Records about charts and figures
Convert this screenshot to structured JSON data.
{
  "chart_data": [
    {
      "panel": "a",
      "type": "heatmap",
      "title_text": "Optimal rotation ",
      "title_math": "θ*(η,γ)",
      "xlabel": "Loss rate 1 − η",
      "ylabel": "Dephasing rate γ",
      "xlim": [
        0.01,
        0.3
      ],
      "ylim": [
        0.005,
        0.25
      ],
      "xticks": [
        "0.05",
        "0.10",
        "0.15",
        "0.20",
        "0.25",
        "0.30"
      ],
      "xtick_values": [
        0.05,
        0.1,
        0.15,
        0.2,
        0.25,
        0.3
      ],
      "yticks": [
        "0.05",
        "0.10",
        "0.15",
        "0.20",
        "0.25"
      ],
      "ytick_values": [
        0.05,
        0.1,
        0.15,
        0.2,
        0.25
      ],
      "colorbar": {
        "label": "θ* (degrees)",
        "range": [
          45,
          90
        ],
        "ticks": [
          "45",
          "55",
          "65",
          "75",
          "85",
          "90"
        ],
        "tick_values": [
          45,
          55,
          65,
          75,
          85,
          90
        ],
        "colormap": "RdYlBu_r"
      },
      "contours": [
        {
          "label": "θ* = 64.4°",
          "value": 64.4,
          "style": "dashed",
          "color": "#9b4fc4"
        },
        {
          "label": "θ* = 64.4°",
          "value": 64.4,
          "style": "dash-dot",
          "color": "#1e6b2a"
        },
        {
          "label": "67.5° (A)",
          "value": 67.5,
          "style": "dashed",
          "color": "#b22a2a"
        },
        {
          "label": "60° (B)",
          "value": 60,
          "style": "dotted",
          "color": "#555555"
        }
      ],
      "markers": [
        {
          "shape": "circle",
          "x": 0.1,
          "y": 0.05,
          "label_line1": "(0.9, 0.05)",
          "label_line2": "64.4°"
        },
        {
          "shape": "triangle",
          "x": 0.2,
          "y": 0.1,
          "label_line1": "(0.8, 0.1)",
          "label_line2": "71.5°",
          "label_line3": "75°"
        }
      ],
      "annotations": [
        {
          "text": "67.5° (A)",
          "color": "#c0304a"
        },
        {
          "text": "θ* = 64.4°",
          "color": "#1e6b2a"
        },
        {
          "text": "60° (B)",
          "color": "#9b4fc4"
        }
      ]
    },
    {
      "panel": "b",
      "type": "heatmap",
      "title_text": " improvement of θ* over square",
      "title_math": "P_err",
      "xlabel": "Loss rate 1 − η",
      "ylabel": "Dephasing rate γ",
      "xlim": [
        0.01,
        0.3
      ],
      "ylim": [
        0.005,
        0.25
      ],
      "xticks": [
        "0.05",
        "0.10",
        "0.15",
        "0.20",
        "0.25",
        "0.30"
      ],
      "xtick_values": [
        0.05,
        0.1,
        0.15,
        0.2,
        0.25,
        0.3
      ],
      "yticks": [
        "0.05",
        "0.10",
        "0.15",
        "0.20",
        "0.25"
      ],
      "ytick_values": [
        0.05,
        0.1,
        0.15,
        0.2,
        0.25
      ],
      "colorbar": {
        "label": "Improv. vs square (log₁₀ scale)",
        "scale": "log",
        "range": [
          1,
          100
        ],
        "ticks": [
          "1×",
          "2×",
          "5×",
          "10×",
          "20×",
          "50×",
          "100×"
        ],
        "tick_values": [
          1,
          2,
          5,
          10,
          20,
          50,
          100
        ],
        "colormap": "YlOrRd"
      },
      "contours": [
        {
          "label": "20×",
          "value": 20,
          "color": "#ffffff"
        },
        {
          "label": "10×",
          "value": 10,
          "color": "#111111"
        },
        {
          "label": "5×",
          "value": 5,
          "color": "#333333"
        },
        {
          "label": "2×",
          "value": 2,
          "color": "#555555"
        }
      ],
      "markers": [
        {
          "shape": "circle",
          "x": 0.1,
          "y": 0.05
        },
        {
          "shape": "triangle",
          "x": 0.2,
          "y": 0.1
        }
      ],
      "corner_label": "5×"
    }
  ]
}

### Given instruction:
Repeat the preceding lines exactly, please, every one of them.

### Exercise solution:
Convert this screenshot to structured JSON data.
{
  "chart_data": [
    {
      "panel": "a",
      "type": "heatmap",
      "title_text": "Optimal rotation ",
      "title_math": "θ*(η,γ)",
      "xlabel": "Loss rate 1 − η",
      "ylabel": "Dephasing rate γ",
      "xlim": [
        0.01,
        0.3
      ],
      "ylim": [
        0.005,
        0.25
      ],
      "xticks": [
        "0.05",
        "0.10",
        "0.15",
        "0.20",
        "0.25",
        "0.30"
      ],
      "xtick_values": [
        0.05,
        0.1,
        0.15,
        0.2,
        0.25,
        0.3
      ],
      "yticks": [
        "0.05",
        "0.10",
        "0.15",
        "0.20",
        "0.25"
      ],
      "ytick_values": [
        0.05,
        0.1,
        0.15,
        0.2,
        0.25
      ],
      "colorbar": {
        "label": "θ* (degrees)",
        "range": [
          45,
          90
        ],
        "ticks": [
          "45",
          "55",
          "65",
          "75",
          "85",
          "90"
        ],
        "tick_values": [
          45,
          55,
          65,
          75,
          85,
          90
        ],
        "colormap": "RdYlBu_r"
      },
      "contours": [
        {
          "label": "θ* = 64.4°",
          "value": 64.4,
          "style": "dashed",
          "color": "#9b4fc4"
        },
        {
          "label": "θ* = 64.4°",
          "value": 64.4,
          "style": "dash-dot",
          "color": "#1e6b2a"
        },
        {
          "label": "67.5° (A)",
          "value": 67.5,
          "style": "dashed",
          "color": "#b22a2a"
        },
        {
          "label": "60° (B)",
          "value": 60,
          "style": "dotted",
          "color": "#555555"
        }
      ],
      "markers": [
        {
          "shape": "circle",
          "x": 0.1,
          "y": 0.05,
          "label_line1": "(0.9, 0.05)",
          "label_line2": "64.4°"
        },
        {
          "shape": "triangle",
          "x": 0.2,
          "y": 0.1,
          "label_line1": "(0.8, 0.1)",
          "label_line2": "71.5°",
          "label_line3": "75°"
        }
      ],
      "annotations": [
        {
          "text": "67.5° (A)",
          "color": "#c0304a"
        },
        {
          "text": "θ* = 64.4°",
          "color": "#1e6b2a"
        },
        {
          "text": "60° (B)",
          "color": "#9b4fc4"
        }
      ]
    },
    {
      "panel": "b",
      "type": "heatmap",
      "title_text": " improvement of θ* over square",
      "title_math": "P_err",
      "xlabel": "Loss rate 1 − η",
      "ylabel": "Dephasing rate γ",
      "xlim": [
        0.01,
        0.3
      ],
      "ylim": [
        0.005,
        0.25
      ],
      "xticks": [
        "0.05",
        "0.10",
        "0.15",
        "0.20",
        "0.25",
        "0.30"
      ],
      "xtick_values": [
        0.05,
        0.1,
        0.15,
        0.2,
        0.25,
        0.3
      ],
      "yticks": [
        "0.05",
        "0.10",
        "0.15",
        "0.20",
        "0.25"
      ],
      "ytick_values": [
        0.05,
        0.1,
        0.15,
        0.2,
        0.25
      ],
      "colorbar": {
        "label": "Improv. vs square (log₁₀ scale)",
        "scale": "log",
        "range": [
          1,
          100
        ],
        "ticks": [
          "1×",
          "2×",
          "5×",
          "10×",
          "20×",
          "50×",
          "100×"
        ],
        "tick_values": [
          1,
          2,
          5,
          10,
          20,
          50,
          100
        ],
        "colormap": "YlOrRd"
      },
      "contours": [
        {
          "label": "20×",
          "value": 20,
          "color": "#ffffff"
        },
        {
          "label": "10×",
          "value": 10,
          "color": "#111111"
        },
        {
          "label": "5×",
          "value": 5,
          "color": "#333333"
        },
        {
          "label": "2×",
          "value": 2,
          "color": "#555555"
        }
      ],
      "markers": [
        {
          "shape": "circle",
          "x": 0.1,
          "y": 0.05
        },
        {
          "shape": "triangle",
          "x": 0.2,
          "y": 0.1
        }
      ],
      "corner_label": "5×"
    }
  ]
}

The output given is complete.